The entries below should be output exactly as written.
########################################
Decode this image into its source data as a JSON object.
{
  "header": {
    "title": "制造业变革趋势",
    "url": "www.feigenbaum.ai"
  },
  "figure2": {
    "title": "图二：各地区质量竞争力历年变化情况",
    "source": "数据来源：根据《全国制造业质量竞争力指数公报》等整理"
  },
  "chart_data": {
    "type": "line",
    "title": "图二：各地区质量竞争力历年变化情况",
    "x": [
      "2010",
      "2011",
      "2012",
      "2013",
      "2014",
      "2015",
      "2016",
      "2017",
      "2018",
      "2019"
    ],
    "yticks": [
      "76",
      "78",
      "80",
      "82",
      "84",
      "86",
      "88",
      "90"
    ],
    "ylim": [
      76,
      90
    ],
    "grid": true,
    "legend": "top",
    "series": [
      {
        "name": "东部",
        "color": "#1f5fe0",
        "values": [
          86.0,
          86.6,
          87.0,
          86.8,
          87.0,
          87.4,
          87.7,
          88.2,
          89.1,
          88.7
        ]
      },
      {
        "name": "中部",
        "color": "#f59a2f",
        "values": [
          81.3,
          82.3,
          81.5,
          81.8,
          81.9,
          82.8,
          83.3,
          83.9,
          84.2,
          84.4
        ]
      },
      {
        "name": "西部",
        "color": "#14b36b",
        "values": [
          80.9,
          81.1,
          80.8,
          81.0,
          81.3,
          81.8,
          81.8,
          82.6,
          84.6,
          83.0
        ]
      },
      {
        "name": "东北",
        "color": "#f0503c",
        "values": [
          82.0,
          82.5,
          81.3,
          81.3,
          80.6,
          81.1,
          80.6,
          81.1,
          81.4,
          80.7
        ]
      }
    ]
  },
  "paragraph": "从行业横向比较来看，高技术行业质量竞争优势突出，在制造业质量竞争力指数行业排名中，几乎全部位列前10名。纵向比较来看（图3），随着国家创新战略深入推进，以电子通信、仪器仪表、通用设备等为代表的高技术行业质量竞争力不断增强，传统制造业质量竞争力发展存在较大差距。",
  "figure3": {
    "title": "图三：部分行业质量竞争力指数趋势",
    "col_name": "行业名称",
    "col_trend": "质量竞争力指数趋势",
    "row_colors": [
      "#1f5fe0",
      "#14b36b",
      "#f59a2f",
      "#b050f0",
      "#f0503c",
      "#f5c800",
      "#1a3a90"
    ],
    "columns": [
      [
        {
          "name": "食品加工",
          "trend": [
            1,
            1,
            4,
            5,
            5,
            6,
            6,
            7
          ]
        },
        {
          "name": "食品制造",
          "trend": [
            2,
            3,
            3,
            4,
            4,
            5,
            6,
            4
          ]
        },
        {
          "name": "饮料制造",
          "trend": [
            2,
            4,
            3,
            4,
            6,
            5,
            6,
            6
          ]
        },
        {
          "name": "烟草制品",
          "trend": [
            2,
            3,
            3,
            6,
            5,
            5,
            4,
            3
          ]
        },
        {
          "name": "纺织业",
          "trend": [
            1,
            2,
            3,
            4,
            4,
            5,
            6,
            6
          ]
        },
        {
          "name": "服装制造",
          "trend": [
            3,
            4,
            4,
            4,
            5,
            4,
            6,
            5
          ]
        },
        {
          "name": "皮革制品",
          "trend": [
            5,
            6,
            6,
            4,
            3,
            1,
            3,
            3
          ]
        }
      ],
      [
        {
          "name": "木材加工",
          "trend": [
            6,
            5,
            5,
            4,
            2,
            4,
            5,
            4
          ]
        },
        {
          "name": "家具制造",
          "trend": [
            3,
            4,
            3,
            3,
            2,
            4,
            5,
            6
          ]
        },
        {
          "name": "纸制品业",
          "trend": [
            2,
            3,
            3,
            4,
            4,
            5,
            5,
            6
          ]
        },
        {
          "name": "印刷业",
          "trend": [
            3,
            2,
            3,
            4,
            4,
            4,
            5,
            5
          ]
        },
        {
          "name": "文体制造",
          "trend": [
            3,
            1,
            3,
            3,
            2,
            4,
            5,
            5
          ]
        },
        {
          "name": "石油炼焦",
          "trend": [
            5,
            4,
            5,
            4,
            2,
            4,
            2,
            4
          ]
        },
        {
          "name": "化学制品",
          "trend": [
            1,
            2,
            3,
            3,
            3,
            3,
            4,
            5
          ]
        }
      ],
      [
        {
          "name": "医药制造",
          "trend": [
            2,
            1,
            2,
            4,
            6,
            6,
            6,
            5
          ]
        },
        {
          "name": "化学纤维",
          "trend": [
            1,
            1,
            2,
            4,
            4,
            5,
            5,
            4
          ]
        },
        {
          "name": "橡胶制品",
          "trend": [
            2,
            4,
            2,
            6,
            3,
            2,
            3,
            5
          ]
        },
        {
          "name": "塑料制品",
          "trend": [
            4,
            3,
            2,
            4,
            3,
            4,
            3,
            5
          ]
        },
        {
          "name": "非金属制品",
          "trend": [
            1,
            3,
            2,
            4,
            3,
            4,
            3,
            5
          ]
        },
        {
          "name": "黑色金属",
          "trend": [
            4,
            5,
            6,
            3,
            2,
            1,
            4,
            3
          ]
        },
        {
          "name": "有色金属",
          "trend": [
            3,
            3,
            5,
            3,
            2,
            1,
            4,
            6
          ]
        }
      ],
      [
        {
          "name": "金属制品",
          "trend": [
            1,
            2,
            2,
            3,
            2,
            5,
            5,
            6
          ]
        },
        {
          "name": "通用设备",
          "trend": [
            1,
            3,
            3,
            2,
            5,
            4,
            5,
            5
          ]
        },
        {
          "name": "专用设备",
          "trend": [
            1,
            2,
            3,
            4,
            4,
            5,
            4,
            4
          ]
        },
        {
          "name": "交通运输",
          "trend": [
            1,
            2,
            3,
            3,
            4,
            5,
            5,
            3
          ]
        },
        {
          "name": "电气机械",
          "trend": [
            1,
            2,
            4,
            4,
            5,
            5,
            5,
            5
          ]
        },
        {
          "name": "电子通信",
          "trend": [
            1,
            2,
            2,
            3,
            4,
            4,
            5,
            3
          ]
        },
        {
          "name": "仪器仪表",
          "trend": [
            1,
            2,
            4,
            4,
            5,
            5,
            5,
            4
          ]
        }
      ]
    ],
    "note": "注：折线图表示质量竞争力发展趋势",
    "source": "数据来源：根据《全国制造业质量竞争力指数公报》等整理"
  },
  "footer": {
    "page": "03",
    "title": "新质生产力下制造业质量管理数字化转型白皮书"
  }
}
########################################
Problem solution ->
Decode this image into its source data as a JSON object.
{
  "header": {
    "title": "制造业变革趋势",
    "url": "www.feigenbaum.ai"
  },
  "figure2": {
    "title": "图二：各地区质量竞争力历年变化情况",
    "source": "数据来源：根据《全国制造业质量竞争力指数公报》等整理"
  },
  "chart_data": {
    "type": "line",
    "title": "图二：各地区质量竞争力历年变化情况",
    "x": [
      "2010",
      "2011",
      "2012",
      "2013",
      "2014",
      "2015",
      "2016",
      "2017",
      "2018",
      "2019"
    ],
    "yticks": [
      "76",
      "78",
      "80",
      "82",
      "84",
      "86",
      "88",
      "90"
    ],
    "ylim": [
      76,
      90
    ],
    "grid": true,
    "legend": "top",
    "series": [
      {
        "name": "东部",
        "color": "#1f5fe0",
        "values": [
          86.0,
          86.6,
          87.0,
          86.8,
          87.0,
          87.4,
          87.7,
          88.2,
          89.1,
          88.7
        ]
      },
      {
        "name": "中部",
        "color": "#f59a2f",
        "values": [
          81.3,
          82.3,
          81.5,
          81.8,
          81.9,
          82.8,
          83.3,
          83.9,
          84.2,
          84.4
        ]
      },
      {
        "name": "西部",
        "color": "#14b36b",
        "values": [
          80.9,
          81.1,
          80.8,
          81.0,
          81.3,
          81.8,
          81.8,
          82.6,
          84.6,
          83.0
        ]
      },
      {
        "name": "东北",
        "color": "#f0503c",
        "values": [
          82.0,
          82.5,
          81.3,
          81.3,
          80.6,
          81.1,
          80.6,
          81.1,
          81.4,
          80.7
        ]
      }
    ]
  },
  "paragraph": "从行业横向比较来看，高技术行业质量竞争优势突出，在制造业质量竞争力指数行业排名中，几乎全部位列前10名。纵向比较来看（图3），随着国家创新战略深入推进，以电子通信、仪器仪表、通用设备等为代表的高技术行业质量竞争力不断增强，传统制造业质量竞争力发展存在较大差距。",
  "figure3": {
    "title": "图三：部分行业质量竞争力指数趋势",
    "col_name": "行业名称",
    "col_trend": "质量竞争力指数趋势",
    "row_colors": [
      "#1f5fe0",
      "#14b36b",
      "#f59a2f",
      "#b050f0",
      "#f0503c",
      "#f5c800",
      "#1a3a90"
    ],
    "columns": [
      [
        {
          "name": "食品加工",
          "trend": [
            1,
            1,
            4,
            5,
            5,
            6,
            6,
            7
          ]
        },
        {
          "name": "食品制造",
          "trend": [
            2,
            3,
            3,
            4,
            4,
            5,
            6,
            4
          ]
        },
        {
          "name": "饮料制造",
          "trend": [
            2,
            4,
            3,
            4,
            6,
            5,
            6,
            6
          ]
        },
        {
          "name": "烟草制品",
          "trend": [
            2,
            3,
            3,
            6,
            5,
            5,
            4,
            3
          ]
        },
        {
          "name": "纺织业",
          "trend": [
            1,
            2,
            3,
            4,
            4,
            5,
            6,
            6
          ]
        },
        {
          "name": "服装制造",
          "trend": [
            3,
            4,
            4,
            4,
            5,
            4,
            6,
            5
          ]
        },
        {
          "name": "皮革制品",
          "trend": [
            5,
            6,
            6,
            4,
            3,
            1,
            3,
            3
          ]
        }
      ],
      [
        {
          "name": "木材加工",
          "trend": [
            6,
            5,
            5,
            4,
            2,
            4,
            5,
            4
          ]
        },
        {
          "name": "家具制造",
          "trend": [
            3,
            4,
            3,
            3,
            2,
            4,
            5,
            6
          ]
        },
        {
          "name": "纸制品业",
          "trend": [
            2,
            3,
            3,
            4,
            4,
            5,
            5,
            6
          ]
        },
        {
          "name": "印刷业",
          "trend": [
            3,
            2,
            3,
            4,
            4,
            4,
            5,
            5
          ]
        },
        {
          "name": "文体制造",
          "trend": [
            3,
            1,
            3,
            3,
            2,
            4,
            5,
            5
          ]
        },
        {
          "name": "石油炼焦",
          "trend": [
            5,
            4,
            5,
            4,
            2,
            4,
            2,
            4
          ]
        },
        {
          "name": "化学制品",
          "trend": [
            1,
            2,
            3,
            3,
            3,
            3,
            4,
            5
          ]
        }
      ],
      [
        {
          "name": "医药制造",
          "trend": [
            2,
            1,
            2,
            4,
            6,
            6,
            6,
            5
          ]
        },
        {
          "name": "化学纤维",
          "trend": [
            1,
            1,
            2,
            4,
            4,
            5,
            5,
            4
          ]
        },
        {
          "name": "橡胶制品",
          "trend": [
            2,
            4,
            2,
            6,
            3,
            2,
            3,
            5
          ]
        },
        {
          "name": "塑料制品",
          "trend": [
            4,
            3,
            2,
            4,
            3,
            4,
            3,
            5
          ]
        },
        {
          "name": "非金属制品",
          "trend": [
            1,
            3,
            2,
            4,
            3,
            4,
            3,
            5
          ]
        },
        {
          "name": "黑色金属",
          "trend": [
            4,
            5,
            6,
            3,
            2,
            1,
            4,
            3
          ]
        },
        {
          "name": "有色金属",
          "trend": [
            3,
            3,
            5,
            3,
            2,
            1,
            4,
            6
          ]
        }
      ],
      [
        {
          "name": "金属制品",
          "trend": [
            1,
            2,
            2,
            3,
            2,
            5,
            5,
            6
          ]
        },
        {
          "name": "通用设备",
          "trend": [
            1,
            3,
            3,
            2,
            5,
            4,
            5,
            5
          ]
        },
        {
          "name": "专用设备",
          "trend": [
            1,
            2,
            3,
            4,
            4,
            5,
            4,
            4
          ]
        },
        {
          "name": "交通运输",
          "trend": [
            1,
            2,
            3,
            3,
            4,
            5,
            5,
            3
          ]
        },
        {
          "name": "电气机械",
          "trend": [
            1,
            2,
            4,
            4,
            5,
            5,
            5,
            5
          ]
        },
        {
          "name": "电子通信",
          "trend": [
            1,
            2,
            2,
            3,
            4,
            4,
            5,
            3
          ]
        },
        {
          "name": "仪器仪表",
          "trend": [
            1,
            2,
            4,
            4,
            5,
            5,
            5,
            4
          ]
        }
      ]
    ],
    "note": "注：折线图表示质量竞争力发展趋势",
    "source": "数据来源：根据《全国制造业质量竞争力指数公报》等整理"
  },
  "footer": {
    "page": "03",
    "title": "新质生产力下制造业质量管理数字化转型白皮书"
  }
}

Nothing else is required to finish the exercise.